AIM OF THE TASK: Exact repetition is required: output every record in full.

---

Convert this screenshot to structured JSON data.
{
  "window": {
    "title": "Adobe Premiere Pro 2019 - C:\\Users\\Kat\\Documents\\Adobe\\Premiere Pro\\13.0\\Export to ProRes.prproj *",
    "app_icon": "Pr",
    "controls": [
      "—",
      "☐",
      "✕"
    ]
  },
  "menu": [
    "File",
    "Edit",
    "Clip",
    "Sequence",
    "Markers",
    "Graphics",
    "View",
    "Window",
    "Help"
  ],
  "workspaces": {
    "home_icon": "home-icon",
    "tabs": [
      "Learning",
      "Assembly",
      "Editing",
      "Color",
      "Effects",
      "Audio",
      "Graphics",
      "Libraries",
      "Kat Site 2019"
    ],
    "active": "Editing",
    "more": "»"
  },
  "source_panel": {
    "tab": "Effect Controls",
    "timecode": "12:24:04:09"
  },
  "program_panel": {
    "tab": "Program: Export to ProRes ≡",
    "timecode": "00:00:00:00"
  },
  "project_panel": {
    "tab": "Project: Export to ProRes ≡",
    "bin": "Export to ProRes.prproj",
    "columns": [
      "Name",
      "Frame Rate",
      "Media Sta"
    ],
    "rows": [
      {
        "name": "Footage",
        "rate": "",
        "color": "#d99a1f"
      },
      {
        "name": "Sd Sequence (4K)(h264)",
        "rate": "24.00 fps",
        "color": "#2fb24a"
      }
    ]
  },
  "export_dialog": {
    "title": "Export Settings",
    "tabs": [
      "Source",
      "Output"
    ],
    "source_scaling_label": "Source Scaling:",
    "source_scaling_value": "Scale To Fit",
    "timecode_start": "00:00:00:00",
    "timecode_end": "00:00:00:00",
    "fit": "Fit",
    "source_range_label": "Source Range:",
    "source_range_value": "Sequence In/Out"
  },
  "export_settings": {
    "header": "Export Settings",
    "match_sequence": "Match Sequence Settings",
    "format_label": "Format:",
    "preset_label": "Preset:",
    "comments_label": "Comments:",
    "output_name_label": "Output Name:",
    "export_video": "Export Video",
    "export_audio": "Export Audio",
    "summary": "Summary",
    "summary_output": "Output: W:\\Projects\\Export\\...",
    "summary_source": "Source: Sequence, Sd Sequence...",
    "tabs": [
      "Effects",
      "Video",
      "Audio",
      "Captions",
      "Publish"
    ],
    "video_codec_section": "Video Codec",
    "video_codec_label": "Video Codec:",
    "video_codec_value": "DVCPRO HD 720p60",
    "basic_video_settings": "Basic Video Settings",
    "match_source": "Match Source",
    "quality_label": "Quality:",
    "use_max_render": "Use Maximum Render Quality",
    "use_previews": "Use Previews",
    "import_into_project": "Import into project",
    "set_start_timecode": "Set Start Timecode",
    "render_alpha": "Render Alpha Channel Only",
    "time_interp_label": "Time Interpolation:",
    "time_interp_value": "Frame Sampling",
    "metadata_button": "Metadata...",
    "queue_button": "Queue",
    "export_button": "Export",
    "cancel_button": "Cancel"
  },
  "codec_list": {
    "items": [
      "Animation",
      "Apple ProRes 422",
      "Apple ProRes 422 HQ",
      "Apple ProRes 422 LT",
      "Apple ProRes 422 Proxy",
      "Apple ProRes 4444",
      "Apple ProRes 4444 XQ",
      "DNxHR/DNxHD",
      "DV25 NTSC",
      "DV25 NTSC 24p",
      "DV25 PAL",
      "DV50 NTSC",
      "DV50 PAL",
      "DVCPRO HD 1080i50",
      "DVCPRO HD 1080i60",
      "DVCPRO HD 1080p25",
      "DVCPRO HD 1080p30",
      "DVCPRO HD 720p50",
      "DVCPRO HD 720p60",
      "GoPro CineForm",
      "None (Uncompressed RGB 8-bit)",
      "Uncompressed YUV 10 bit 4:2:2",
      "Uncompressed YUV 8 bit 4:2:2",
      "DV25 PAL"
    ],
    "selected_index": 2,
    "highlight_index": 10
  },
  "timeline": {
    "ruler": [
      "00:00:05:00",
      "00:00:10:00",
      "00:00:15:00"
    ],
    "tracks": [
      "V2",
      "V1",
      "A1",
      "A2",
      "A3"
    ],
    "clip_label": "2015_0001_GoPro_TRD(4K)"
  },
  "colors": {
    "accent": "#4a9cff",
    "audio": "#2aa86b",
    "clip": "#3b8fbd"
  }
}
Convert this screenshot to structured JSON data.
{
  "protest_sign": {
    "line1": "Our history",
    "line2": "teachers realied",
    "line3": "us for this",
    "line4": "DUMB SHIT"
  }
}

---

SOLUTION TO THIS EXERCISE:
Convert this screenshot to structured JSON data.
{
  "window": {
    "title": "Adobe Premiere Pro 2019 - C:\\Users\\Kat\\Documents\\Adobe\\Premiere Pro\\13.0\\Export to ProRes.prproj *",
    "app_icon": "Pr",
    "controls": [
      "—",
      "☐",
      "✕"
    ]
  },
  "menu": [
    "File",
    "Edit",
    "Clip",
    "Sequence",
    "Markers",
    "Graphics",
    "View",
    "Window",
    "Help"
  ],
  "workspaces": {
    "home_icon": "home-icon",
    "tabs": [
      "Learning",
      "Assembly",
      "Editing",
      "Color",
      "Effects",
      "Audio",
      "Graphics",
      "Libraries",
      "Kat Site 2019"
    ],
    "active": "Editing",
    "more": "»"
  },
  "source_panel": {
    "tab": "Effect Controls",
    "timecode": "12:24:04:09"
  },
  "program_panel": {
    "tab": "Program: Export to ProRes ≡",
    "timecode": "00:00:00:00"
  },
  "project_panel": {
    "tab": "Project: Export to ProRes ≡",
    "bin": "Export to ProRes.prproj",
    "columns": [
      "Name",
      "Frame Rate",
      "Media Sta"
    ],
    "rows": [
      {
        "name": "Footage",
        "rate": "",
        "color": "#d99a1f"
      },
      {
        "name": "Sd Sequence (4K)(h264)",
        "rate": "24.00 fps",
        "color": "#2fb24a"
      }
    ]
  },
  "export_dialog": {
    "title": "Export Settings",
    "tabs": [
      "Source",
      "Output"
    ],
    "source_scaling_label": "Source Scaling:",
    "source_scaling_value": "Scale To Fit",
    "timecode_start": "00:00:00:00",
    "timecode_end": "00:00:00:00",
    "fit": "Fit",
    "source_range_label": "Source Range:",
    "source_range_value": "Sequence In/Out"
  },
  "export_settings": {
    "header": "Export Settings",
    "match_sequence": "Match Sequence Settings",
    "format_label": "Format:",
    "preset_label": "Preset:",
    "comments_label": "Comments:",
    "output_name_label": "Output Name:",
    "export_video": "Export Video",
    "export_audio": "Export Audio",
    "summary": "Summary",
    "summary_output": "Output: W:\\Projects\\Export\\...",
    "summary_source": "Source: Sequence, Sd Sequence...",
    "tabs": [
      "Effects",
      "Video",
      "Audio",
      "Captions",
      "Publish"
    ],
    "video_codec_section": "Video Codec",
    "video_codec_label": "Video Codec:",
    "video_codec_value": "DVCPRO HD 720p60",
    "basic_video_settings": "Basic Video Settings",
    "match_source": "Match Source",
    "quality_label": "Quality:",
    "use_max_render": "Use Maximum Render Quality",
    "use_previews": "Use Previews",
    "import_into_project": "Import into project",
    "set_start_timecode": "Set Start Timecode",
    "render_alpha": "Render Alpha Channel Only",
    "time_interp_label": "Time Interpolation:",
    "time_interp_value": "Frame Sampling",
    "metadata_button": "Metadata...",
    "queue_button": "Queue",
    "export_button": "Export",
    "cancel_button": "Cancel"
  },
  "codec_list": {
    "items": [
      "Animation",
      "Apple ProRes 422",
      "Apple ProRes 422 HQ",
      "Apple ProRes 422 LT",
      "Apple ProRes 422 Proxy",
      "Apple ProRes 4444",
      "Apple ProRes 4444 XQ",
      "DNxHR/DNxHD",
      "DV25 NTSC",
      "DV25 NTSC 24p",
      "DV25 PAL",
      "DV50 NTSC",
      "DV50 PAL",
      "DVCPRO HD 1080i50",
      "DVCPRO HD 1080i60",
      "DVCPRO HD 1080p25",
      "DVCPRO HD 1080p30",
      "DVCPRO HD 720p50",
      "DVCPRO HD 720p60",
      "GoPro CineForm",
      "None (Uncompressed RGB 8-bit)",
      "Uncompressed YUV 10 bit 4:2:2",
      "Uncompressed YUV 8 bit 4:2:2",
      "DV25 PAL"
    ],
    "selected_index": 2,
    "highlight_index": 10
  },
  "timeline": {
    "ruler": [
      "00:00:05:00",
      "00:00:10:00",
      "00:00:15:00"
    ],
    "tracks": [
      "V2",
      "V1",
      "A1",
      "A2",
      "A3"
    ],
    "clip_label": "2015_0001_GoPro_TRD(4K)"
  },
  "colors": {
    "accent": "#4a9cff",
    "audio": "#2aa86b",
    "clip": "#3b8fbd"
  }
}
Convert this screenshot to structured JSON data.
{
  "protest_sign": {
    "line1": "Our history",
    "line2": "teachers realied",
    "line3": "us for this",
    "line4": "DUMB SHIT"
  }
}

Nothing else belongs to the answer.